• AIM: Identify and reproduce every line holding the string "adaptive".

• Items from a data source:
************

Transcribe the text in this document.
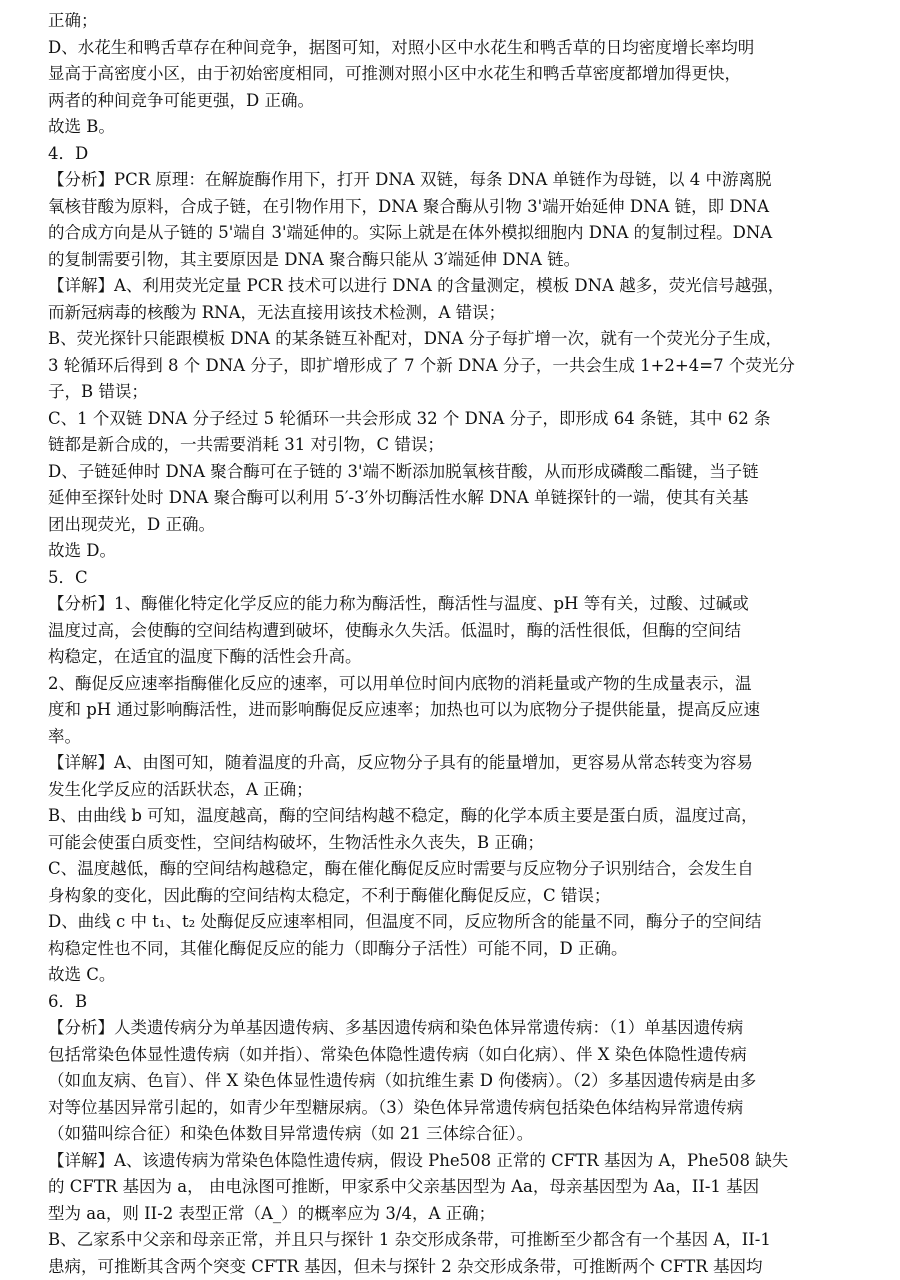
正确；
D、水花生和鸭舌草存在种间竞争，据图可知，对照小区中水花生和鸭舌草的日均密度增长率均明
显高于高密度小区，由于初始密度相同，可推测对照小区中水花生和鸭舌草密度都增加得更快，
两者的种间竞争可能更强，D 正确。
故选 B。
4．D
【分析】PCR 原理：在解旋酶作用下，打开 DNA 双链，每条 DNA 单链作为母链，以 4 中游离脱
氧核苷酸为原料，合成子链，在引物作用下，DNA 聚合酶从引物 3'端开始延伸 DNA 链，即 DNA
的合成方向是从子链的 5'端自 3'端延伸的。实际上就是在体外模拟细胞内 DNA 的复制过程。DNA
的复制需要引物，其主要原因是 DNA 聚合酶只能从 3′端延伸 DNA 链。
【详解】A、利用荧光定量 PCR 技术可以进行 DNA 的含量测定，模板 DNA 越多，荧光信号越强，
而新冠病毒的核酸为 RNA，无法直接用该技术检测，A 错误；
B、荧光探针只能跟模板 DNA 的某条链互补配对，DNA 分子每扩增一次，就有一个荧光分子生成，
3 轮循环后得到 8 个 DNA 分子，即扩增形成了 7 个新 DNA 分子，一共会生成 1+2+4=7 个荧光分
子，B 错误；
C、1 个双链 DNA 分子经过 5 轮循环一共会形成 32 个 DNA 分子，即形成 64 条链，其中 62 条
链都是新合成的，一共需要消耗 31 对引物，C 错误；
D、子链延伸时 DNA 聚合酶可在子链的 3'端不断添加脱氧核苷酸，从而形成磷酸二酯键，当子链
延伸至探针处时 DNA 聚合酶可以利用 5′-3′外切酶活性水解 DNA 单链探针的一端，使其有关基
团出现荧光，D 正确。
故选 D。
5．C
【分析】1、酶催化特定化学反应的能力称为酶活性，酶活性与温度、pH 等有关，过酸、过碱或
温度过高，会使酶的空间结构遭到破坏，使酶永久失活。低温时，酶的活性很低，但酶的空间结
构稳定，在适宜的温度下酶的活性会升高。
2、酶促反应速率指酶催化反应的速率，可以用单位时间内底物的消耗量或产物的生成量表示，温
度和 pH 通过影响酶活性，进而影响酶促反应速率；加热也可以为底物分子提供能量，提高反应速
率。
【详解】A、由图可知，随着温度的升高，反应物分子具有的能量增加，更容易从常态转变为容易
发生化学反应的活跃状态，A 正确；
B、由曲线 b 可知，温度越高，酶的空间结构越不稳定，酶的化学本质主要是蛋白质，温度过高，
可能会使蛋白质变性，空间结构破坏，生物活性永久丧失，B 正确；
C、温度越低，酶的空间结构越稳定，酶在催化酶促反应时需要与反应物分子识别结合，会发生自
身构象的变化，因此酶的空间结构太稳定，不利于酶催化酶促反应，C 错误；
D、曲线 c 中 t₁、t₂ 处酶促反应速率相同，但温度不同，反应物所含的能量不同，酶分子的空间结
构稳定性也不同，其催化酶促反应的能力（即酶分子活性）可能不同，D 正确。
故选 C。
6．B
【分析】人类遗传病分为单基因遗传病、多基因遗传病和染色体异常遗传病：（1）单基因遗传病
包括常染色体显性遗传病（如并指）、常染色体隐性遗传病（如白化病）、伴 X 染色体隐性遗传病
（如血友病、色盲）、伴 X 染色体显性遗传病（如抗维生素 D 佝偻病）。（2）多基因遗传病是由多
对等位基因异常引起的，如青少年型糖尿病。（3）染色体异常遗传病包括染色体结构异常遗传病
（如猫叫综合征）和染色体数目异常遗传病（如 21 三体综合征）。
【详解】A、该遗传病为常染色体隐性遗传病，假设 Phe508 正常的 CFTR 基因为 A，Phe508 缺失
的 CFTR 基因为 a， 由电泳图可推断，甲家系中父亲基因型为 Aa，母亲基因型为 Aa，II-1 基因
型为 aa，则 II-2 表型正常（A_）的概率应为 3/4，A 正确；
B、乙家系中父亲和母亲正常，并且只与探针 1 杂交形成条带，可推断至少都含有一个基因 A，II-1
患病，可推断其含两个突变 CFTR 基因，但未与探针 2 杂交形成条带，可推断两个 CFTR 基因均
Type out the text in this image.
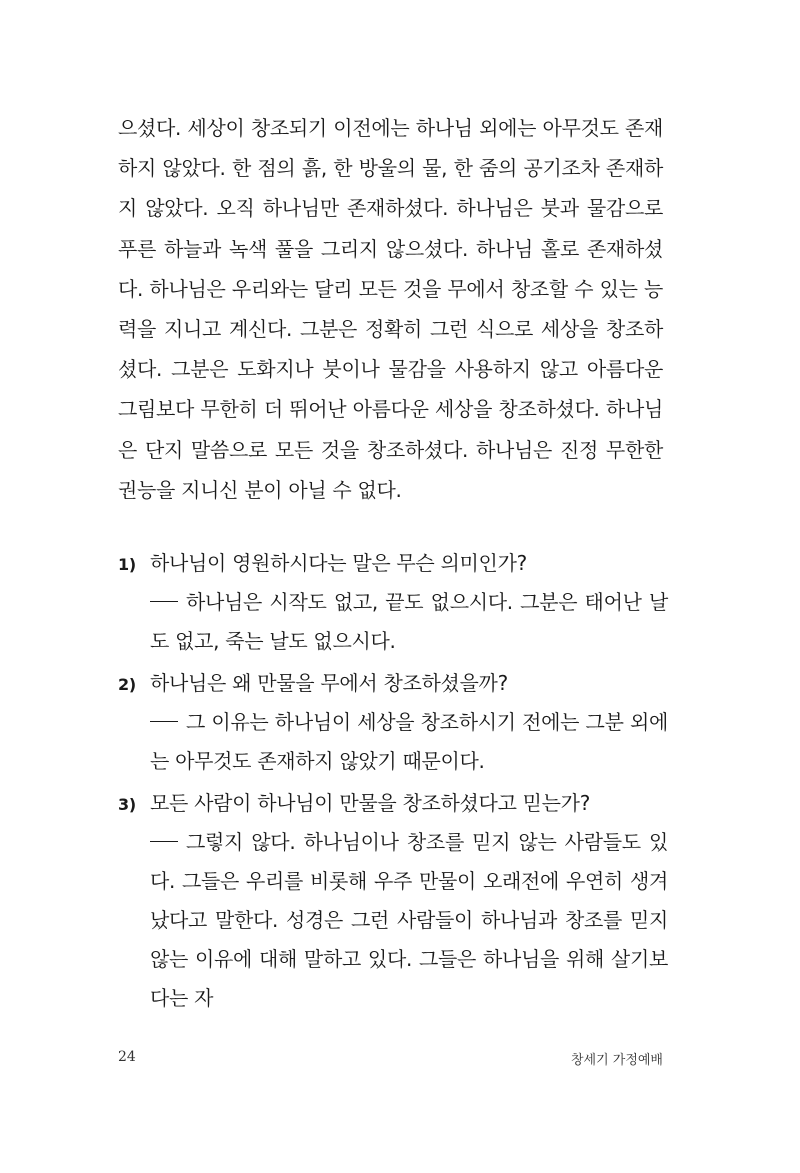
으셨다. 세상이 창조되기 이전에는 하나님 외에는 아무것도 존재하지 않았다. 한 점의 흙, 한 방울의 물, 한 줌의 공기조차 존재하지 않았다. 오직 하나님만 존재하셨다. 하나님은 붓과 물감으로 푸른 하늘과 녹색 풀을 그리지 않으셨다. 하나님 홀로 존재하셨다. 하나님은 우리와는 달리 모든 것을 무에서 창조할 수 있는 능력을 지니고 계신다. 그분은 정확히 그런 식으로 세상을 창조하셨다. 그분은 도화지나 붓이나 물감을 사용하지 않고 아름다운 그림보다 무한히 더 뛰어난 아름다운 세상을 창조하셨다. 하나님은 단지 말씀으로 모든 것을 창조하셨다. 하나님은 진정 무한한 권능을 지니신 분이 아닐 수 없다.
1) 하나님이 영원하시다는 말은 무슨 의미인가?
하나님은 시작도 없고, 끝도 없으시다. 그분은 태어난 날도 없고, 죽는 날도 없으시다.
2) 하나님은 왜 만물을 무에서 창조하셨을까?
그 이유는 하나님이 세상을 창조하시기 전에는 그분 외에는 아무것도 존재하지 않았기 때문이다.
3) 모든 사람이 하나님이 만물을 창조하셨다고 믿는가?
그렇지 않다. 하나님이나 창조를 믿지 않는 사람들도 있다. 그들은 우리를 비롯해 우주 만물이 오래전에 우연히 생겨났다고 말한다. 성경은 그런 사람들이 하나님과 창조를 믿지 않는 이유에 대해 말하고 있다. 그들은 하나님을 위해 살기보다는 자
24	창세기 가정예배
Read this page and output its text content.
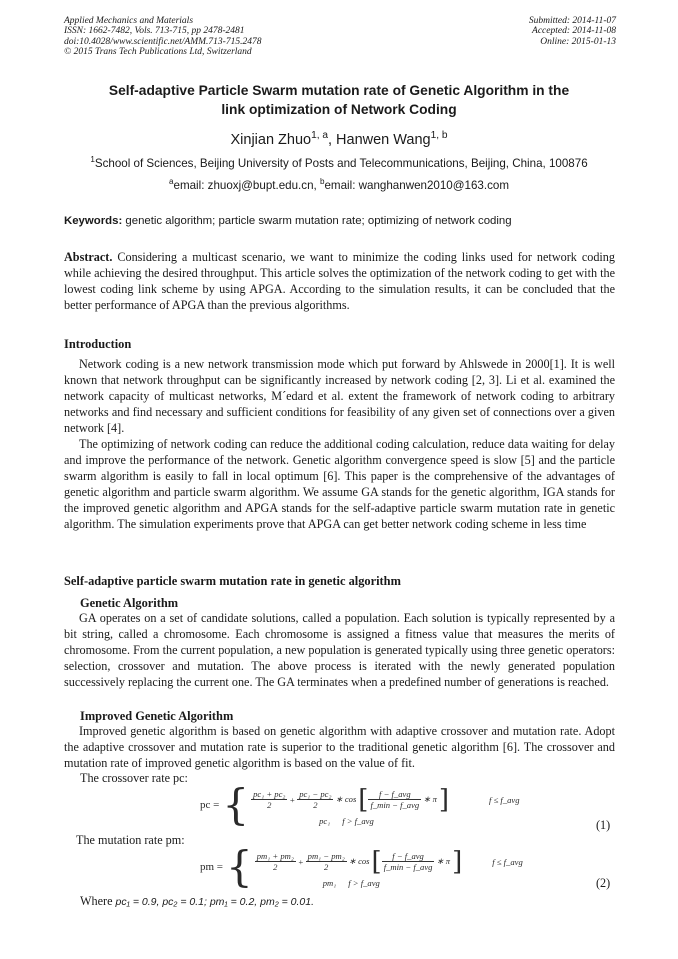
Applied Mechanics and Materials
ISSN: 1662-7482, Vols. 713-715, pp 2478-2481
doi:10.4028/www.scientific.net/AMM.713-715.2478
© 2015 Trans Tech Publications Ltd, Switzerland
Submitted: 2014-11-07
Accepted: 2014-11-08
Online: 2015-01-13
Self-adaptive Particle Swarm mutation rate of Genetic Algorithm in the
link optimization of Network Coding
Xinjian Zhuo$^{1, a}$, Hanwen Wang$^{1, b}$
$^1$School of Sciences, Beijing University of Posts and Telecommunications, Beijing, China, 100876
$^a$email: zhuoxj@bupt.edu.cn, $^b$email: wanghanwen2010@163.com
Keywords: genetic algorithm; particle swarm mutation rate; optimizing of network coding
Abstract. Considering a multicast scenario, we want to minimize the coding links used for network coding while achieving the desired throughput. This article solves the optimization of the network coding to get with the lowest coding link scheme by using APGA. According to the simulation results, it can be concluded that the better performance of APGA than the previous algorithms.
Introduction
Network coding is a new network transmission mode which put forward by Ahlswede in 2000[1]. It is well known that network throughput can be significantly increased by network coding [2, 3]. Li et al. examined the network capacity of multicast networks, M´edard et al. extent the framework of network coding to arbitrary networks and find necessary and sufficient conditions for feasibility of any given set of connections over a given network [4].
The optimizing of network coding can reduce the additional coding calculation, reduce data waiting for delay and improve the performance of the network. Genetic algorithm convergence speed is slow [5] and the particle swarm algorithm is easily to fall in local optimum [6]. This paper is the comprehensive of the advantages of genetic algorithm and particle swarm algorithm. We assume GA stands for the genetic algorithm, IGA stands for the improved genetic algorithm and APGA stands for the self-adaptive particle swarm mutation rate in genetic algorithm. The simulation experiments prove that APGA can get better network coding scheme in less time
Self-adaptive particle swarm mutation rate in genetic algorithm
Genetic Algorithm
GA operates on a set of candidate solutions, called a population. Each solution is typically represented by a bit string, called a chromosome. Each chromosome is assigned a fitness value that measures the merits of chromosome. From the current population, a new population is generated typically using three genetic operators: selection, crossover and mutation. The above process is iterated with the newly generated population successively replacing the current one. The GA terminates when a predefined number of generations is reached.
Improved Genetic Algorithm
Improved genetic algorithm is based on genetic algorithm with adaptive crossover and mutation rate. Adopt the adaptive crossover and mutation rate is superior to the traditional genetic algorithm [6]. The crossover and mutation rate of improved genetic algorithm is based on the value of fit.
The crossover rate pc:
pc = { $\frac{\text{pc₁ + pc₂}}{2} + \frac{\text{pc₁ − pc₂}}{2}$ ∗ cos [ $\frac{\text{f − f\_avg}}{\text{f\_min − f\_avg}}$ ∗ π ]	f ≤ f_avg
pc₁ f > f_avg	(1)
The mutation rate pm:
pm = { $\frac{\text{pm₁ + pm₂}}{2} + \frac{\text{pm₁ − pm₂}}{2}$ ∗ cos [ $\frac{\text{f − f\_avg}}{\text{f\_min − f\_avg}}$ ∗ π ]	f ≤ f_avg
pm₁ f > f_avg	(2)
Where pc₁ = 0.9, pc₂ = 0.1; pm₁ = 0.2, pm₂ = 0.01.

************

• TASK OUTPUT:
Self-adaptive Particle Swarm mutation rate of Genetic Algorithm in the
The optimizing of network coding can reduce the additional coding calculation, reduce data waiting for delay and improve the performance of the network. Genetic algorithm convergence speed is slow [5] and the particle swarm algorithm is easily to fall in local optimum [6]. This paper is the comprehensive of the advantages of genetic algorithm and particle swarm algorithm. We assume GA stands for the genetic algorithm, IGA stands for the improved genetic algorithm and APGA stands for the self-adaptive particle swarm mutation rate in genetic algorithm. The simulation experiments prove that APGA can get better network coding scheme in less time
Self-adaptive particle swarm mutation rate in genetic algorithm
Improved genetic algorithm is based on genetic algorithm with adaptive crossover and mutation rate. Adopt the adaptive crossover and mutation rate is superior to the traditional genetic algorithm [6]. The crossover and mutation rate of improved genetic algorithm is based on the value of fit.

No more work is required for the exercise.